Stored items from a collection:
- - - -
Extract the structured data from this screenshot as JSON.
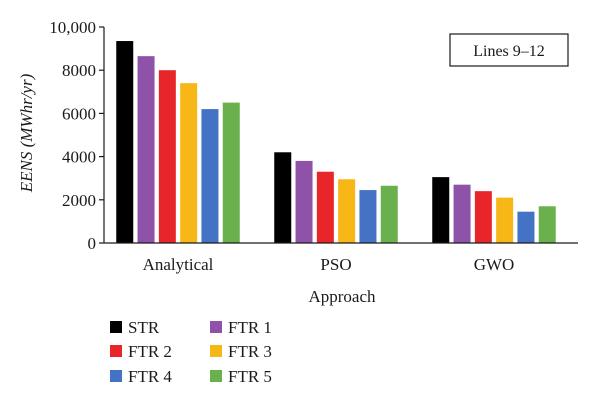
{
  "chart_data": {
    "type": "bar",
    "categories": [
      "Analytical",
      "PSO",
      "GWO"
    ],
    "series": [
      {
        "name": "STR",
        "color": "#000000",
        "values": [
          9350,
          4200,
          3050
        ]
      },
      {
        "name": "FTR 1",
        "color": "#8e52a8",
        "values": [
          8650,
          3800,
          2700
        ]
      },
      {
        "name": "FTR 2",
        "color": "#e8262a",
        "values": [
          8000,
          3300,
          2400
        ]
      },
      {
        "name": "FTR 3",
        "color": "#f7b716",
        "values": [
          7400,
          2950,
          2100
        ]
      },
      {
        "name": "FTR 4",
        "color": "#4472c4",
        "values": [
          6200,
          2450,
          1450
        ]
      },
      {
        "name": "FTR 5",
        "color": "#6ab04c",
        "values": [
          6500,
          2650,
          1700
        ]
      }
    ],
    "xlabel": "Approach",
    "ylabel": "EENS (MWhr/yr)",
    "ylim": [
      0,
      10000
    ],
    "yticks": [
      "0",
      "2000",
      "4000",
      "6000",
      "8000",
      "10,000"
    ],
    "annotation": "Lines 9–12",
    "grid": false,
    "legend_position": "bottom-left"
  }
}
- - - -
Task description:
Reproduce all entries exactly. Pictures do not belong in the copy.

Solution:
Extract the structured data from this screenshot as JSON.
{
  "chart_data": {
    "type": "bar",
    "categories": [
      "Analytical",
      "PSO",
      "GWO"
    ],
    "series": [
      {
        "name": "STR",
        "color": "#000000",
        "values": [
          9350,
          4200,
          3050
        ]
      },
      {
        "name": "FTR 1",
        "color": "#8e52a8",
        "values": [
          8650,
          3800,
          2700
        ]
      },
      {
        "name": "FTR 2",
        "color": "#e8262a",
        "values": [
          8000,
          3300,
          2400
        ]
      },
      {
        "name": "FTR 3",
        "color": "#f7b716",
        "values": [
          7400,
          2950,
          2100
        ]
      },
      {
        "name": "FTR 4",
        "color": "#4472c4",
        "values": [
          6200,
          2450,
          1450
        ]
      },
      {
        "name": "FTR 5",
        "color": "#6ab04c",
        "values": [
          6500,
          2650,
          1700
        ]
      }
    ],
    "xlabel": "Approach",
    "ylabel": "EENS (MWhr/yr)",
    "ylim": [
      0,
      10000
    ],
    "yticks": [
      "0",
      "2000",
      "4000",
      "6000",
      "8000",
      "10,000"
    ],
    "annotation": "Lines 9–12",
    "grid": false,
    "legend_position": "bottom-left"
  }
}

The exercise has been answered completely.